**Aim of the exercise:** Pictures in the data below are not part of the copy; transcribe everything else exactly.

**Given records:**
------------------------------------
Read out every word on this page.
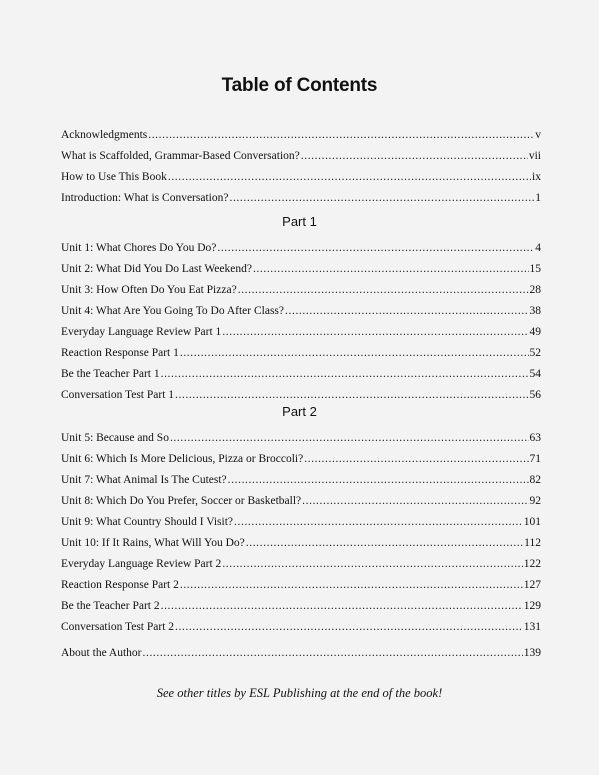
Table of Contents
Acknowledgments .....	v
What is Scaffolded, Grammar-Based Conversation? .....	vii
How to Use This Book .....	ix
Introduction: What is Conversation? .....	1
Part 1
Unit 1: What Chores Do You Do? .....	4
Unit 2: What Did You Do Last Weekend? .....	15
Unit 3: How Often Do You Eat Pizza? .....	28
Unit 4: What Are You Going To Do After Class? .....	38
Everyday Language Review Part 1 .....	49
Reaction Response Part 1 .....	52
Be the Teacher Part 1 .....	54
Conversation Test Part 1 .....	56
Part 2
Unit 5: Because and So .....	63
Unit 6: Which Is More Delicious, Pizza or Broccoli? .....	71
Unit 7: What Animal Is The Cutest? .....	82
Unit 8: Which Do You Prefer, Soccer or Basketball? .....	92
Unit 9: What Country Should I Visit? .....	101
Unit 10: If It Rains, What Will You Do? .....	112
Everyday Language Review Part 2 .....	122
Reaction Response Part 2 .....	127
Be the Teacher Part 2 .....	129
Conversation Test Part 2 .....	131
About the Author .....	139
See other titles by ESL Publishing at the end of the book!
------------------------------------
**Solution below:**
Read out every word on this page.
Table of Contents
Acknowledgments .....	v
What is Scaffolded, Grammar-Based Conversation? .....	vii
How to Use This Book .....	ix
Introduction: What is Conversation? .....	1
Part 1
Unit 1: What Chores Do You Do? .....	4
Unit 2: What Did You Do Last Weekend? .....	15
Unit 3: How Often Do You Eat Pizza? .....	28
Unit 4: What Are You Going To Do After Class? .....	38
Everyday Language Review Part 1 .....	49
Reaction Response Part 1 .....	52
Be the Teacher Part 1 .....	54
Conversation Test Part 1 .....	56
Part 2
Unit 5: Because and So .....	63
Unit 6: Which Is More Delicious, Pizza or Broccoli? .....	71
Unit 7: What Animal Is The Cutest? .....	82
Unit 8: Which Do You Prefer, Soccer or Basketball? .....	92
Unit 9: What Country Should I Visit? .....	101
Unit 10: If It Rains, What Will You Do? .....	112
Everyday Language Review Part 2 .....	122
Reaction Response Part 2 .....	127
Be the Teacher Part 2 .....	129
Conversation Test Part 2 .....	131
About the Author .....	139
See other titles by ESL Publishing at the end of the book!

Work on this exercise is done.